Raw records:
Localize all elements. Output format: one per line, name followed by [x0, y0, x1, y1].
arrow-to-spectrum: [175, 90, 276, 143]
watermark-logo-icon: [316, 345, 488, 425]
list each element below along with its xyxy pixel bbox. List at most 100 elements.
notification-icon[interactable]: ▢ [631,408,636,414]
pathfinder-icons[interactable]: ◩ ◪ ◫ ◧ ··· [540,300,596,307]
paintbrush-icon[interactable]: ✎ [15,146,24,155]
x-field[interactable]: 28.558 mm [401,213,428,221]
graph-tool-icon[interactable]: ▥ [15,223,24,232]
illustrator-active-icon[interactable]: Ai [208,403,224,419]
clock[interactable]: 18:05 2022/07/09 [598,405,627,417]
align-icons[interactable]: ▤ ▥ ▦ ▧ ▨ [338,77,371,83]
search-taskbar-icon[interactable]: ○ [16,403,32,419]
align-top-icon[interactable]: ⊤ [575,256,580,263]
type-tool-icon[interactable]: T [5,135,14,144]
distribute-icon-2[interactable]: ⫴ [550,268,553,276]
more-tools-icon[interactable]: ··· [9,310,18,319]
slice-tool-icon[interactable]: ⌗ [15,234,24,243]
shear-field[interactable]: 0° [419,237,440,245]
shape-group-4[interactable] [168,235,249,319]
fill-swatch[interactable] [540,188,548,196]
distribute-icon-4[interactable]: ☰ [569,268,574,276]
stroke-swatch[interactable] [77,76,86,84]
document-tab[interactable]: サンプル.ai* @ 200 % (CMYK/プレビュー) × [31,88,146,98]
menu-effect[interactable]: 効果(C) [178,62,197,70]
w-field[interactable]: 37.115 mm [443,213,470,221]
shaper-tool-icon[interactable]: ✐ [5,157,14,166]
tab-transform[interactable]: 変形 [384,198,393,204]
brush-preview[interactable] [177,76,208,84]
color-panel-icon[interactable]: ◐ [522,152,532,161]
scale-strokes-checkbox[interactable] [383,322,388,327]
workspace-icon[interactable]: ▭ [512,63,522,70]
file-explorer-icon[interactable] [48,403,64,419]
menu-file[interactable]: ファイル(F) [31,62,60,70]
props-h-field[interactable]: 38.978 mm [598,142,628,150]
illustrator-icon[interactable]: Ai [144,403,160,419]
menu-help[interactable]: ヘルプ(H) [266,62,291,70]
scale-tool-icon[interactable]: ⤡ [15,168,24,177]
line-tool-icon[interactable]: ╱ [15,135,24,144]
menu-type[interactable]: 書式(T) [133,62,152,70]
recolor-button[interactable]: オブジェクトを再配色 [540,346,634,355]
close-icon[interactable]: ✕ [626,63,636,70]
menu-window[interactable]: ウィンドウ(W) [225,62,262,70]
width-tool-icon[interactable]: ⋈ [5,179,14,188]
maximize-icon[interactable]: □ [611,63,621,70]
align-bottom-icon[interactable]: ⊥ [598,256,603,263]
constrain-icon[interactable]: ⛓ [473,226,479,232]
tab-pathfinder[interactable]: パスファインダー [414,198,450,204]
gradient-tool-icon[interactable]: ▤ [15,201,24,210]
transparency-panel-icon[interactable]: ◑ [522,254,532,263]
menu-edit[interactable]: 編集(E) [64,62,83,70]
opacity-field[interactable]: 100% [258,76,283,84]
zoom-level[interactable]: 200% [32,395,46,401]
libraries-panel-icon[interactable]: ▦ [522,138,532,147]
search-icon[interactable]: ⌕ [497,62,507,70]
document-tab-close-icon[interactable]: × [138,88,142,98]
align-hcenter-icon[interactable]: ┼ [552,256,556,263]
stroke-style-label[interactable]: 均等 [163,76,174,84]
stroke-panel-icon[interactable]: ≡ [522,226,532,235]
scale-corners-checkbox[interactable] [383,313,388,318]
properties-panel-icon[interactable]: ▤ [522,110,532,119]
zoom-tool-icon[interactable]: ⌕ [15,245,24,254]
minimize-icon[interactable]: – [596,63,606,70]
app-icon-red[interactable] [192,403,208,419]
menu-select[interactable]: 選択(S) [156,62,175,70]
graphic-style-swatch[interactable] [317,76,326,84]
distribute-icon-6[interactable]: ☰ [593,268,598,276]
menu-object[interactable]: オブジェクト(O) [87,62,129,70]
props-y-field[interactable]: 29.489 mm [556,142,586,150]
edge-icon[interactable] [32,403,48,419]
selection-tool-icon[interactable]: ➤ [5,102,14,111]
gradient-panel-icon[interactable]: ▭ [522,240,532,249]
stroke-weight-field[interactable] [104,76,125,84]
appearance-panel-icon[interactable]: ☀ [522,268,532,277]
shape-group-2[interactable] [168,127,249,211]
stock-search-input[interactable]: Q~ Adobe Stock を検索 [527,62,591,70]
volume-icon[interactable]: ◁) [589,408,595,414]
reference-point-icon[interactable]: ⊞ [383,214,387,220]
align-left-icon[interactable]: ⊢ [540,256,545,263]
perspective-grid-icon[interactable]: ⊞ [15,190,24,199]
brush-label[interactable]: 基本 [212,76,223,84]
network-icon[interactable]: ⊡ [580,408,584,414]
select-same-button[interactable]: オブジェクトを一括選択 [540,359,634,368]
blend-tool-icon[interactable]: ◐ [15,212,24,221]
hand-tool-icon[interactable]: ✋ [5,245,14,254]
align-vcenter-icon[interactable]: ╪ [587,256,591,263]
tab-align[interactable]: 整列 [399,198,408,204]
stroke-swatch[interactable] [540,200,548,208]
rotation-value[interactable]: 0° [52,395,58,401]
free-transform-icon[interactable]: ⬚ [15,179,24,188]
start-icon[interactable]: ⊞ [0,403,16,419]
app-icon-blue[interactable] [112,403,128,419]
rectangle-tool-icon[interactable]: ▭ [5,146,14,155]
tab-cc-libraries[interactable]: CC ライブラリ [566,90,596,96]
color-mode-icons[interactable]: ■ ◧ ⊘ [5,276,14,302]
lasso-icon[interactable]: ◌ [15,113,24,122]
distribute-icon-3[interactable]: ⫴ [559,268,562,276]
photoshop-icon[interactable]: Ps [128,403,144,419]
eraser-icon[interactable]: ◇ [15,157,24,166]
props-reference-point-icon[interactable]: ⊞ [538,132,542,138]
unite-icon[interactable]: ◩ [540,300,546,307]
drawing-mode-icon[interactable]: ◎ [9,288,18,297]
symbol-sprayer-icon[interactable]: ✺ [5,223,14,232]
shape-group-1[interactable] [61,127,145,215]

■ Stated problem ■
Convert every line of the records into a Markdown table with two columns, "Row" for the row number and "Line" for the line itself, skipping any blank lines.

■ Exercise response ■
| Row | Line |
|---|---|
| 1 | Localize all elements. Output format: one per line, name followed by [x0, y0, x1, y1]. |
| 2 | arrow-to-spectrum: [175, 90, 276, 143] |
| 3 | watermark-logo-icon: [316, 345, 488, 425] |
| 4 | list each element below along with its xyxy pixel bbox. List at most 100 elements. |
| 5 | notification-icon[interactable]: ▢ [631,408,636,414] |
| 6 | pathfinder-icons[interactable]: ◩ ◪ ◫ ◧ ··· [540,300,596,307] |
| 7 | paintbrush-icon[interactable]: ✎ [15,146,24,155] |
| 8 | x-field[interactable]: 28.558 mm [401,213,428,221] |
| 9 | graph-tool-icon[interactable]: ▥ [15,223,24,232] |
| 10 | illustrator-active-icon[interactable]: Ai [208,403,224,419] |
| 11 | clock[interactable]: 18:05 2022/07/09 [598,405,627,417] |
| 12 | align-icons[interactable]: ▤ ▥ ▦ ▧ ▨ [338,77,371,83] |
| 13 | search-taskbar-icon[interactable]: ○ [16,403,32,419] |
| 14 | align-top-icon[interactable]: ⊤ [575,256,580,263] |
| 15 | type-tool-icon[interactable]: T [5,135,14,144] |
| 16 | distribute-icon-2[interactable]: ⫴ [550,268,553,276] |
| 17 | more-tools-icon[interactable]: ··· [9,310,18,319] |
| 18 | slice-tool-icon[interactable]: ⌗ [15,234,24,243] |
| 19 | shear-field[interactable]: 0° [419,237,440,245] |
| 20 | shape-group-4[interactable] [168,235,249,319] |
| 21 | fill-swatch[interactable] [540,188,548,196] |
| 22 | distribute-icon-4[interactable]: ☰ [569,268,574,276] |
| 23 | stroke-swatch[interactable] [77,76,86,84] |
| 24 | document-tab[interactable]: サンプル.ai* @ 200 % (CMYK/プレビュー) × [31,88,146,98] |
| 25 | menu-effect[interactable]: 効果(C) [178,62,197,70] |
| 26 | w-field[interactable]: 37.115 mm [443,213,470,221] |
| 27 | shaper-tool-icon[interactable]: ✐ [5,157,14,166] |
| 28 | tab-transform[interactable]: 変形 [384,198,393,204] |
| 29 | brush-preview[interactable] [177,76,208,84] |
| 30 | color-panel-icon[interactable]: ◐ [522,152,532,161] |
| 31 | scale-strokes-checkbox[interactable] [383,322,388,327] |
| 32 | workspace-icon[interactable]: ▭ [512,63,522,70] |
| 33 | file-explorer-icon[interactable] [48,403,64,419] |
| 34 | menu-file[interactable]: ファイル(F) [31,62,60,70] |
| 35 | props-h-field[interactable]: 38.978 mm [598,142,628,150] |
| 36 | illustrator-icon[interactable]: Ai [144,403,160,419] |
| 37 | menu-help[interactable]: ヘルプ(H) [266,62,291,70] |
| 38 | scale-tool-icon[interactable]: ⤡ [15,168,24,177] |
| 39 | line-tool-icon[interactable]: ╱ [15,135,24,144] |
| 40 | menu-type[interactable]: 書式(T) [133,62,152,70] |
| 41 | recolor-button[interactable]: オブジェクトを再配色 [540,346,634,355] |
| 42 | close-icon[interactable]: ✕ [626,63,636,70] |
| 43 | menu-window[interactable]: ウィンドウ(W) [225,62,262,70] |
| 44 | width-tool-icon[interactable]: ⋈ [5,179,14,188] |
| 45 | maximize-icon[interactable]: □ [611,63,621,70] |
| 46 | align-bottom-icon[interactable]: ⊥ [598,256,603,263] |
| 47 | constrain-icon[interactable]: ⛓ [473,226,479,232] |
| 48 | tab-pathfinder[interactable]: パスファインダー [414,198,450,204] |
| 49 | gradient-tool-icon[interactable]: ▤ [15,201,24,210] |
| 50 | transparency-panel-icon[interactable]: ◑ [522,254,532,263] |
| 51 | menu-edit[interactable]: 編集(E) [64,62,83,70] |
| 52 | opacity-field[interactable]: 100% [258,76,283,84] |
| 53 | zoom-level[interactable]: 200% [32,395,46,401] |
| 54 | libraries-panel-icon[interactable]: ▦ [522,138,532,147] |
| 55 | search-icon[interactable]: ⌕ [497,62,507,70] |
| 56 | document-tab-close-icon[interactable]: × [138,88,142,98] |
| 57 | align-hcenter-icon[interactable]: ┼ [552,256,556,263] |
| 58 | stroke-style-label[interactable]: 均等 [163,76,174,84] |
| 59 | stroke-panel-icon[interactable]: ≡ [522,226,532,235] |
| 60 | scale-corners-checkbox[interactable] [383,313,388,318] |
| 61 | properties-panel-icon[interactable]: ▤ [522,110,532,119] |
| 62 | zoom-tool-icon[interactable]: ⌕ [15,245,24,254] |
| 63 | minimize-icon[interactable]: – [596,63,606,70] |
| 64 | app-icon-red[interactable] [192,403,208,419] |
| 65 | menu-select[interactable]: 選択(S) [156,62,175,70] |
| 66 | graphic-style-swatch[interactable] [317,76,326,84] |
| 67 | distribute-icon-6[interactable]: ☰ [593,268,598,276] |
| 68 | menu-object[interactable]: オブジェクト(O) [87,62,129,70] |
| 69 | props-y-field[interactable]: 29.489 mm [556,142,586,150] |
| 70 | edge-icon[interactable] [32,403,48,419] |
| 71 | selection-tool-icon[interactable]: ➤ [5,102,14,111] |
| 72 | gradient-panel-icon[interactable]: ▭ [522,240,532,249] |
| 73 | stroke-weight-field[interactable] [104,76,125,84] |
| 74 | appearance-panel-icon[interactable]: ☀ [522,268,532,277] |
| 75 | shape-group-2[interactable] [168,127,249,211] |
| 76 | stock-search-input[interactable]: Q~ Adobe Stock を検索 [527,62,591,70] |
| 77 | volume-icon[interactable]: ◁) [589,408,595,414] |
| 78 | reference-point-icon[interactable]: ⊞ [383,214,387,220] |
| 79 | align-left-icon[interactable]: ⊢ [540,256,545,263] |
| 80 | perspective-grid-icon[interactable]: ⊞ [15,190,24,199] |
| 81 | brush-label[interactable]: 基本 [212,76,223,84] |
| 82 | network-icon[interactable]: ⊡ [580,408,584,414] |
| 83 | select-same-button[interactable]: オブジェクトを一括選択 [540,359,634,368] |
| 84 | blend-tool-icon[interactable]: ◐ [15,212,24,221] |
| 85 | hand-tool-icon[interactable]: ✋ [5,245,14,254] |
| 86 | align-vcenter-icon[interactable]: ╪ [587,256,591,263] |
| 87 | tab-align[interactable]: 整列 [399,198,408,204] |
| 88 | stroke-swatch[interactable] [540,200,548,208] |
| 89 | rotation-value[interactable]: 0° [52,395,58,401] |
| 90 | free-transform-icon[interactable]: ⬚ [15,179,24,188] |
| 91 | start-icon[interactable]: ⊞ [0,403,16,419] |
| 92 | app-icon-blue[interactable] [112,403,128,419] |
| 93 | rectangle-tool-icon[interactable]: ▭ [5,146,14,155] |
| 94 | tab-cc-libraries[interactable]: CC ライブラリ [566,90,596,96] |
| 95 | color-mode-icons[interactable]: ■ ◧ ⊘ [5,276,14,302] |
| 96 | lasso-icon[interactable]: ◌ [15,113,24,122] |
| 97 | distribute-icon-3[interactable]: ⫴ [559,268,562,276] |
| 98 | photoshop-icon[interactable]: Ps [128,403,144,419] |
| 99 | eraser-icon[interactable]: ◇ [15,157,24,166] |
| 100 | props-reference-point-icon[interactable]: ⊞ [538,132,542,138] |
| 101 | unite-icon[interactable]: ◩ [540,300,546,307] |
| 102 | drawing-mode-icon[interactable]: ◎ [9,288,18,297] |
| 103 | symbol-sprayer-icon[interactable]: ✺ [5,223,14,232] |
| 104 | shape-group-1[interactable] [61,127,145,215] |